## Given instruction
Collect every line that includes the string "Saturday".

──────── Information shown ────────

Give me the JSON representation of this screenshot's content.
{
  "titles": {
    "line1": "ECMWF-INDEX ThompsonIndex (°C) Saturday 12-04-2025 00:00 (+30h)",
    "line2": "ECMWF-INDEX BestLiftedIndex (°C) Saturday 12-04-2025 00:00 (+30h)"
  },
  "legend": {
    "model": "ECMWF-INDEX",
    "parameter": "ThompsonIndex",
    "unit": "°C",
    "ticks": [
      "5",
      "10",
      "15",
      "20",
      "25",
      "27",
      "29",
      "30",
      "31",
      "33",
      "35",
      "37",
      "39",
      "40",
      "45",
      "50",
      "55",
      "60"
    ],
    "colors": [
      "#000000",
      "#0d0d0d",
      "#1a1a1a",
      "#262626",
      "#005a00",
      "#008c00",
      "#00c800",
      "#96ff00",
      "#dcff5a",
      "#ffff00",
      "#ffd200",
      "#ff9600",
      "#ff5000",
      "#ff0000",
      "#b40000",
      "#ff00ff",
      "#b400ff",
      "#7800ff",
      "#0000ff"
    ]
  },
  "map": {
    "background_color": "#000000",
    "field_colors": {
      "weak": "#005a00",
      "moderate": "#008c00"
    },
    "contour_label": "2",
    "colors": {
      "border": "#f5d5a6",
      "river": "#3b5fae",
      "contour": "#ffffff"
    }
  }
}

────────

## Response for this exercise
    "line1": "ECMWF-INDEX ThompsonIndex (°C) Saturday 12-04-2025 00:00 (+30h)",
    "line2": "ECMWF-INDEX BestLiftedIndex (°C) Saturday 12-04-2025 00:00 (+30h)"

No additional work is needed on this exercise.